# Written instruction
Answer with one number: the count of lines in the listing below that hold the word "Coverage".

# Stored entries
** BEGIN **

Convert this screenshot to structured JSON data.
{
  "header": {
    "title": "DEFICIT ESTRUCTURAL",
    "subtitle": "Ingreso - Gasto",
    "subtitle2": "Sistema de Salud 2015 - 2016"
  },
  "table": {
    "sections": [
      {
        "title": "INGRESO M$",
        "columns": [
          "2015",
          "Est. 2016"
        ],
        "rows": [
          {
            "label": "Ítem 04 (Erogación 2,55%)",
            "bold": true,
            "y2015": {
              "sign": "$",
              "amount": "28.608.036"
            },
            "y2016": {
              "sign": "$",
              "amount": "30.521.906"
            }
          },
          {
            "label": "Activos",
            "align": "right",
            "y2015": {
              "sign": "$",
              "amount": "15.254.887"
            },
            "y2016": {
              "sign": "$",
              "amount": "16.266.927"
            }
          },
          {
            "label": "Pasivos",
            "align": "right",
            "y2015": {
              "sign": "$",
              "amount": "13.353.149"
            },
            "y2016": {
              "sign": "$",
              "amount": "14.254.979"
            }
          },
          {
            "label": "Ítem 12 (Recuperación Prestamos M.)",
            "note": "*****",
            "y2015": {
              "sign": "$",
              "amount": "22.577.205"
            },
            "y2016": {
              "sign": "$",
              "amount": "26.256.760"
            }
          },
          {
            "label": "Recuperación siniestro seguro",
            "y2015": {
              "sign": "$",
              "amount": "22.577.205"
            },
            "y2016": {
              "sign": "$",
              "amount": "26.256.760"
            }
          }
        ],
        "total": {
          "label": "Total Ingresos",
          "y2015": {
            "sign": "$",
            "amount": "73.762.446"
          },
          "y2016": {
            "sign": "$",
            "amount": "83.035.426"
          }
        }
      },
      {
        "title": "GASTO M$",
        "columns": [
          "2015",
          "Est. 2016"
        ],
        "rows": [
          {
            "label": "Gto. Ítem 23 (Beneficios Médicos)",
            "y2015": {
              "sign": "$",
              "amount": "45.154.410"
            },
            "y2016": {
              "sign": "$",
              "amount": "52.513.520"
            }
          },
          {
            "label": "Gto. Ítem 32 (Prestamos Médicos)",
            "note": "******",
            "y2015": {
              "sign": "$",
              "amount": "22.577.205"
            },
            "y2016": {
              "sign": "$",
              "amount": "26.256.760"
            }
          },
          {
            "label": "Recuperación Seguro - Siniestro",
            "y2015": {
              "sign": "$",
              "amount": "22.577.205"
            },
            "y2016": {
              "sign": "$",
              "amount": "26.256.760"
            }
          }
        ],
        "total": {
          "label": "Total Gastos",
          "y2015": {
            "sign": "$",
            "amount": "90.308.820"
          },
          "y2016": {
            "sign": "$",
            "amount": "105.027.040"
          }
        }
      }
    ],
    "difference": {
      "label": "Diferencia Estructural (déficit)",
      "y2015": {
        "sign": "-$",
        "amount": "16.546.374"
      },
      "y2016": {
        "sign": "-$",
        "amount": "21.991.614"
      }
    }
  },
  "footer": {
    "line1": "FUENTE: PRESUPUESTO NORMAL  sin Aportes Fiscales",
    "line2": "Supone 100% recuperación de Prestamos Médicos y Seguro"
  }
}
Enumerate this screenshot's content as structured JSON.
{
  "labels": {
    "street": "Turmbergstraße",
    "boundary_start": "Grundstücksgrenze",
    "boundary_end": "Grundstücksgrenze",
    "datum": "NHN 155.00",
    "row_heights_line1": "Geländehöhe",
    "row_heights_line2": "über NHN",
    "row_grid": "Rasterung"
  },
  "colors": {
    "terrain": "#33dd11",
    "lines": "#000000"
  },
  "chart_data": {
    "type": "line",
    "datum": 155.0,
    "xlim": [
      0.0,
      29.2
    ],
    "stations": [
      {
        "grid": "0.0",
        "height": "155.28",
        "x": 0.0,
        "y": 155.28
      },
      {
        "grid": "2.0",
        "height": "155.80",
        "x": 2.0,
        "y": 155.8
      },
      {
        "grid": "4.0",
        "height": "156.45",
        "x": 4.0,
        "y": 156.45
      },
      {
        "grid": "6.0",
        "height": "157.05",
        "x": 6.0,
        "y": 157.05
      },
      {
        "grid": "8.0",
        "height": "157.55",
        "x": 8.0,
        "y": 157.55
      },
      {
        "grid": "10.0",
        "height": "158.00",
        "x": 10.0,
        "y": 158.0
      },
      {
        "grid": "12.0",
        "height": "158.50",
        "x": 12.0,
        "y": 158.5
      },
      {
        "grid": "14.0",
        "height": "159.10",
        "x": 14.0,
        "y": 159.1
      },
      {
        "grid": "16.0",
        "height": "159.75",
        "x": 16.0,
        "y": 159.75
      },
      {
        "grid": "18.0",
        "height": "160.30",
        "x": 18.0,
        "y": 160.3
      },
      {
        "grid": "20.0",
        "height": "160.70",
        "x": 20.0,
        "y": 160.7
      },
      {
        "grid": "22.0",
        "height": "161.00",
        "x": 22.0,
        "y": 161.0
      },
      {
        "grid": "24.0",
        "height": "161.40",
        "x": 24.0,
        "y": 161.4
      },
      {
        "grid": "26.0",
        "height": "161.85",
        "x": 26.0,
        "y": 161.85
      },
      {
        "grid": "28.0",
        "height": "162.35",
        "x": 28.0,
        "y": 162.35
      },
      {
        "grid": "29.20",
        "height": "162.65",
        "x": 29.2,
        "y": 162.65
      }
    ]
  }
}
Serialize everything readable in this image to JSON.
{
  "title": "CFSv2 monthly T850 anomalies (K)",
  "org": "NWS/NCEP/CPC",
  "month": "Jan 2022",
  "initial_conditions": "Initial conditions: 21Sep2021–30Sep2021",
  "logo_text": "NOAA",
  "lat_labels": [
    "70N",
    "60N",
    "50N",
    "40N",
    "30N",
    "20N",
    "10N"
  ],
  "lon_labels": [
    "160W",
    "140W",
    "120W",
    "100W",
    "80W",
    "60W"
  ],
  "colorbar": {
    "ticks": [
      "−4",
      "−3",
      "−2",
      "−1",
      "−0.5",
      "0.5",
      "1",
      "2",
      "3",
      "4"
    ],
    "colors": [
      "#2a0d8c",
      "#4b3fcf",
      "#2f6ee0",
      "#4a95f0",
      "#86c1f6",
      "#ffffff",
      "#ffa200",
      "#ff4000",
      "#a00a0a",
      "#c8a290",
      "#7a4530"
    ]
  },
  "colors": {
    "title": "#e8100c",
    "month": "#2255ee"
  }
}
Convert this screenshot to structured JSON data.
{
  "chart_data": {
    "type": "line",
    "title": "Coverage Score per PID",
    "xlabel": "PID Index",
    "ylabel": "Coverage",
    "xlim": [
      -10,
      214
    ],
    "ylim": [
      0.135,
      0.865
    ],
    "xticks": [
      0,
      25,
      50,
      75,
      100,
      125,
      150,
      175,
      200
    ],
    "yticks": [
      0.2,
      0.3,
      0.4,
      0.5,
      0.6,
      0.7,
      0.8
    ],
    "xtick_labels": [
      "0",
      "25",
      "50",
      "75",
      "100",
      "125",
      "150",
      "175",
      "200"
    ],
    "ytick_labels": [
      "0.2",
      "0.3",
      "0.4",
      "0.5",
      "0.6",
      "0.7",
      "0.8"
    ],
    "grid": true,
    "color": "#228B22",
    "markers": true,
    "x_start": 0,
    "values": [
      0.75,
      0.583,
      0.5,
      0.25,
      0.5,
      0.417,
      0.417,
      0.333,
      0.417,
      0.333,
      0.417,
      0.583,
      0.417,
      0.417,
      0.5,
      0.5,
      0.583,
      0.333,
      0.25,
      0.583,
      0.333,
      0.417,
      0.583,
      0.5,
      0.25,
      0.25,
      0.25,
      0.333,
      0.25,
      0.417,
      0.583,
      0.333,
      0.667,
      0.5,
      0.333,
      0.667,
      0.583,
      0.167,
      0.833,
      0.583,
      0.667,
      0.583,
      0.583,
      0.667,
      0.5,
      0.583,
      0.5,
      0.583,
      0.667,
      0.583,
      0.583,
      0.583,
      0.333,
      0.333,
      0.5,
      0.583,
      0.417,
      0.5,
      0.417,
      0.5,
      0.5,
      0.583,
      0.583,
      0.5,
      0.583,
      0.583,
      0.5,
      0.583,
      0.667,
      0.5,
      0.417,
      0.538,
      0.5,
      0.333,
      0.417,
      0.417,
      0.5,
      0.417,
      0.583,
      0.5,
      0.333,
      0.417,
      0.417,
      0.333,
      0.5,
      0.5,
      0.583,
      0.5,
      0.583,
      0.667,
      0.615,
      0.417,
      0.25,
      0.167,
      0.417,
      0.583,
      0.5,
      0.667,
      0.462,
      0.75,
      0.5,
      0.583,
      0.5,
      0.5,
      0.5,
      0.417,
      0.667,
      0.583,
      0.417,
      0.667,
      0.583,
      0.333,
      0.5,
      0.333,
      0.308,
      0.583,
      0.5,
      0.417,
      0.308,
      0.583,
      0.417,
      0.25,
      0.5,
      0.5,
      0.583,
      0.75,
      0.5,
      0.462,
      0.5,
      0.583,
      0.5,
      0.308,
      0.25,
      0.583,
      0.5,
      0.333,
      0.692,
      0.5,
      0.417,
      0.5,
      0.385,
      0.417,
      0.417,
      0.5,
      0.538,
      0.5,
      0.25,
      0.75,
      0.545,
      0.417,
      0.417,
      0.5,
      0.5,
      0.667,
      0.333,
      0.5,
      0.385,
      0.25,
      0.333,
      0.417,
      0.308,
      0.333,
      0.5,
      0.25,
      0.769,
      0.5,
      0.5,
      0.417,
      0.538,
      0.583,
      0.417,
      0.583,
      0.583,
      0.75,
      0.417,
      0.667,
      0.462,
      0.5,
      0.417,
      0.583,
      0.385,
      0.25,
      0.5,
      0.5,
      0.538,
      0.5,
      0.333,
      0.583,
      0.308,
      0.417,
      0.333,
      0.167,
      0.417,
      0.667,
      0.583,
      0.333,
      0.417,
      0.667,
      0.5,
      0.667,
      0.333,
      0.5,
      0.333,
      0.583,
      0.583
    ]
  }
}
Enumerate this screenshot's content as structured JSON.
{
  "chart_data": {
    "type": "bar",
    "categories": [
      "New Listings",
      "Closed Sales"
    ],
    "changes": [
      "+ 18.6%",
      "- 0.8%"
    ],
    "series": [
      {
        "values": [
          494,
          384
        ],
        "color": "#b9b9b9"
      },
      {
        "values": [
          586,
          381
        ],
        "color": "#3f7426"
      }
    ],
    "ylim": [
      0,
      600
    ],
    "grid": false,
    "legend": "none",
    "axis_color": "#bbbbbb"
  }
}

** END **

# Response to this exercise
2